-- BEGIN EXTRACTED RECORDS --

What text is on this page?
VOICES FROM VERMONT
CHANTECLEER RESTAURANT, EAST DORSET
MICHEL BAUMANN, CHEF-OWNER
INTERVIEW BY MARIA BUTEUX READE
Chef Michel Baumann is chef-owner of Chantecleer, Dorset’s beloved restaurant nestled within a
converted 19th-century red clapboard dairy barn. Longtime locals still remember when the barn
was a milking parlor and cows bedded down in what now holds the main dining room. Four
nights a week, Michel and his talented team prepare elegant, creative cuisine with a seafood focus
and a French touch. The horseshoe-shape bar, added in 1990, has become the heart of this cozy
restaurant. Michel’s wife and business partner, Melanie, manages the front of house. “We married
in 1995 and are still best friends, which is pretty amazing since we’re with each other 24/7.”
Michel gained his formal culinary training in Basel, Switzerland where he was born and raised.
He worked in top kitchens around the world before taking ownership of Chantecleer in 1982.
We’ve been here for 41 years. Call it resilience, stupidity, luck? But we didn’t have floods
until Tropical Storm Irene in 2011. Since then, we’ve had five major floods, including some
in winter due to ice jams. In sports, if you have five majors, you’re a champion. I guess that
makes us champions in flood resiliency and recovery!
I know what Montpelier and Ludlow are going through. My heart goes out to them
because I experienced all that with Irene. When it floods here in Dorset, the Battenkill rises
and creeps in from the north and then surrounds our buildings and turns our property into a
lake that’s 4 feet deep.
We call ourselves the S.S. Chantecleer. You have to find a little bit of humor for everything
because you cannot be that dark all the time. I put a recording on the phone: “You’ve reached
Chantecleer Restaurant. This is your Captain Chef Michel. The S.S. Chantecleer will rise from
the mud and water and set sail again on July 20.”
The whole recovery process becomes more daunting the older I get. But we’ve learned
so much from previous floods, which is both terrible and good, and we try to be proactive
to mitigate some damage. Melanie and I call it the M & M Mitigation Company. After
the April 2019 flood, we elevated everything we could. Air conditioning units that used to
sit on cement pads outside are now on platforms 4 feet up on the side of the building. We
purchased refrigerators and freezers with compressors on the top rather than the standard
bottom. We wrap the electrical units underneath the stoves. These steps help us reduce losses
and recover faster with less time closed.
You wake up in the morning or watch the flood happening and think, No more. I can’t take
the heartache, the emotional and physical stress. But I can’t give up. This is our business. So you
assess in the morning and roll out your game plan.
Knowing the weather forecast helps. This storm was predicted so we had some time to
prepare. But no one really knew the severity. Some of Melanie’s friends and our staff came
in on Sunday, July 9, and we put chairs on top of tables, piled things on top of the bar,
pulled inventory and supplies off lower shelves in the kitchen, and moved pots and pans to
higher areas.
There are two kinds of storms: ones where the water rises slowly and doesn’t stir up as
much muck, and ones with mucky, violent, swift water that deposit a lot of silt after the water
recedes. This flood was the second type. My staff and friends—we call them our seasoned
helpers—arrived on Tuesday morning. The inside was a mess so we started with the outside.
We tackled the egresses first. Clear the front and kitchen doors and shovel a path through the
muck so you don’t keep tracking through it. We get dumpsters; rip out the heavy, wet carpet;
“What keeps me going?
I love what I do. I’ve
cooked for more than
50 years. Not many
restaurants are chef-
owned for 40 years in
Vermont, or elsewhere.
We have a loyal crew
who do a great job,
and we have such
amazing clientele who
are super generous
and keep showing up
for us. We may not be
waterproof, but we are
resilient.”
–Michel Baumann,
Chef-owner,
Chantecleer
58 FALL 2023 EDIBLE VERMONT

-- END EXTRACTED RECORDS --

TASK OBJECTIVE:
Pick out lines containing the word "that", each one as written.

WRITTEN ANSWER:
in winter due to ice jams. In sports, if you have five majors, you’re a champion. I guess that
because I experienced all that with Irene. When it floods here in Dorset, the Battenkill rises
lake that’s 4 feet deep.
because you cannot be that dark all the time. I put a recording on the phone: “You’ve reached
the April 2019 flood, we elevated everything we could. Air conditioning units that used to
much muck, and ones with mucky, violent, swift water that deposit a lot of silt after the water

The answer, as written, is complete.